Every line below that holds the string "labels" should be copied out.
== Dataset entries
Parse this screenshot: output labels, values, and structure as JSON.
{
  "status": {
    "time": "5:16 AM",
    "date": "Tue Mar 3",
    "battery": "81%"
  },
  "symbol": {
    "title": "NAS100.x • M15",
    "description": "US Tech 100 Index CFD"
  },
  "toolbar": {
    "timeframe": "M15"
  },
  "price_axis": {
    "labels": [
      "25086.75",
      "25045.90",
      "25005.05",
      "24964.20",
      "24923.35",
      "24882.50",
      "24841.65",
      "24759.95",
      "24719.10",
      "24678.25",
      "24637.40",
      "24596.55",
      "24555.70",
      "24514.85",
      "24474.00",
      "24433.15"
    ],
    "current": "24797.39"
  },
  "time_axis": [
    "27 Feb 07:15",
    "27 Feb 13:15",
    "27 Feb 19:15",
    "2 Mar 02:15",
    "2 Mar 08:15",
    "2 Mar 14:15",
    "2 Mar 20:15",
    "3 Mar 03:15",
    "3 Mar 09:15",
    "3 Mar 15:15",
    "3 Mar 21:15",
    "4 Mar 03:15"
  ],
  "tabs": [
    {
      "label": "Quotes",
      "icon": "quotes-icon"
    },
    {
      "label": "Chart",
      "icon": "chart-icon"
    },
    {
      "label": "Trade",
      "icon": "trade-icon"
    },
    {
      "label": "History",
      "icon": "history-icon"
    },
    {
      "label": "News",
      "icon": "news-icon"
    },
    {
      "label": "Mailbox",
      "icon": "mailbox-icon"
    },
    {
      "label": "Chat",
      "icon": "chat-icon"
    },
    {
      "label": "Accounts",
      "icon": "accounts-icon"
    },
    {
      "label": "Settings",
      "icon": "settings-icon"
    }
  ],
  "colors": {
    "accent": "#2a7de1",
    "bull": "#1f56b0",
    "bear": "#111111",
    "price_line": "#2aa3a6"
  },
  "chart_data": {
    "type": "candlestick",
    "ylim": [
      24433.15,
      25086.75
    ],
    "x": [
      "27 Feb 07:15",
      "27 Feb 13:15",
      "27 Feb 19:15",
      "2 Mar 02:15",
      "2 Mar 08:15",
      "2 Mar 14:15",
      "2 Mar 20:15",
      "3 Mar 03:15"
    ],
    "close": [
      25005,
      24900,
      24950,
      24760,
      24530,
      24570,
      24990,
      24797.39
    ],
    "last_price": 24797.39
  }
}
====
_Exercise output:_
Parse this screenshot: output labels, values, and structure as JSON.
    "labels": [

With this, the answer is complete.